* **Objective**
Please write the listing below out again exactly, leaving every picture behind.

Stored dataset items
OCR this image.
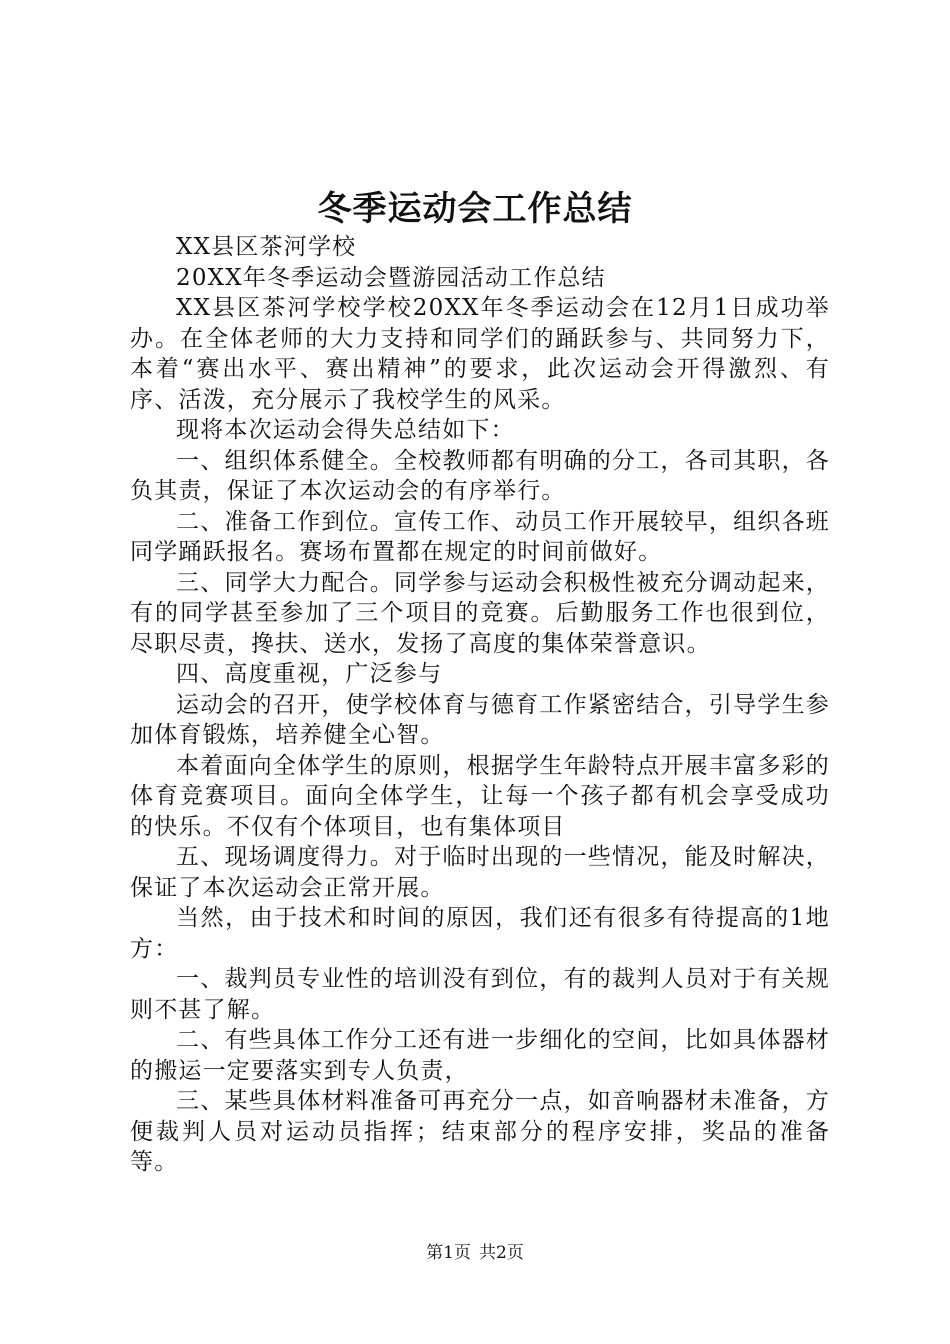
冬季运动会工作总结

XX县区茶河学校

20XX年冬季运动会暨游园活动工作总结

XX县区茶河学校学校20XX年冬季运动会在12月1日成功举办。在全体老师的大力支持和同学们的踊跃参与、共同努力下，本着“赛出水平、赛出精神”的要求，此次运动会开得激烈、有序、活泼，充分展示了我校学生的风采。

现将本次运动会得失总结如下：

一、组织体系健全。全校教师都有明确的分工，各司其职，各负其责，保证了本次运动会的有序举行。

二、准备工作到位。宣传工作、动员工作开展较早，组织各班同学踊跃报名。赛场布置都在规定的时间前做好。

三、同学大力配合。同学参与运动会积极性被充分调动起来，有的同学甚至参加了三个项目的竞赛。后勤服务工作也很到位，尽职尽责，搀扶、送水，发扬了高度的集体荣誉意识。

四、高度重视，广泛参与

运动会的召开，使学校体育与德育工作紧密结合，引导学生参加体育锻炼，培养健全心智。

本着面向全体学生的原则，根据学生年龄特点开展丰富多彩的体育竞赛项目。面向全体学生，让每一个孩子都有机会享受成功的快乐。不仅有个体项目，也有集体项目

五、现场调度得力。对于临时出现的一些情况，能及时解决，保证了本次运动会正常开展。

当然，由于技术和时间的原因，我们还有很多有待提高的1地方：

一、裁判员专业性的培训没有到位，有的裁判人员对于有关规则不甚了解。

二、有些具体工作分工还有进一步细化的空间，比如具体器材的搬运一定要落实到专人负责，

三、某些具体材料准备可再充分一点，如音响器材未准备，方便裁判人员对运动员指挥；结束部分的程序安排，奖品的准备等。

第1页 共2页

* **Final result**
OCR this image.
冬季运动会工作总结

XX县区茶河学校

20XX年冬季运动会暨游园活动工作总结

XX县区茶河学校学校20XX年冬季运动会在12月1日成功举办。在全体老师的大力支持和同学们的踊跃参与、共同努力下，本着“赛出水平、赛出精神”的要求，此次运动会开得激烈、有序、活泼，充分展示了我校学生的风采。

现将本次运动会得失总结如下：

一、组织体系健全。全校教师都有明确的分工，各司其职，各负其责，保证了本次运动会的有序举行。

二、准备工作到位。宣传工作、动员工作开展较早，组织各班同学踊跃报名。赛场布置都在规定的时间前做好。

三、同学大力配合。同学参与运动会积极性被充分调动起来，有的同学甚至参加了三个项目的竞赛。后勤服务工作也很到位，尽职尽责，搀扶、送水，发扬了高度的集体荣誉意识。

四、高度重视，广泛参与

运动会的召开，使学校体育与德育工作紧密结合，引导学生参加体育锻炼，培养健全心智。

本着面向全体学生的原则，根据学生年龄特点开展丰富多彩的体育竞赛项目。面向全体学生，让每一个孩子都有机会享受成功的快乐。不仅有个体项目，也有集体项目

五、现场调度得力。对于临时出现的一些情况，能及时解决，保证了本次运动会正常开展。

当然，由于技术和时间的原因，我们还有很多有待提高的1地方：

一、裁判员专业性的培训没有到位，有的裁判人员对于有关规则不甚了解。

二、有些具体工作分工还有进一步细化的空间，比如具体器材的搬运一定要落实到专人负责，

三、某些具体材料准备可再充分一点，如音响器材未准备，方便裁判人员对运动员指挥；结束部分的程序安排，奖品的准备等。

第1页 共2页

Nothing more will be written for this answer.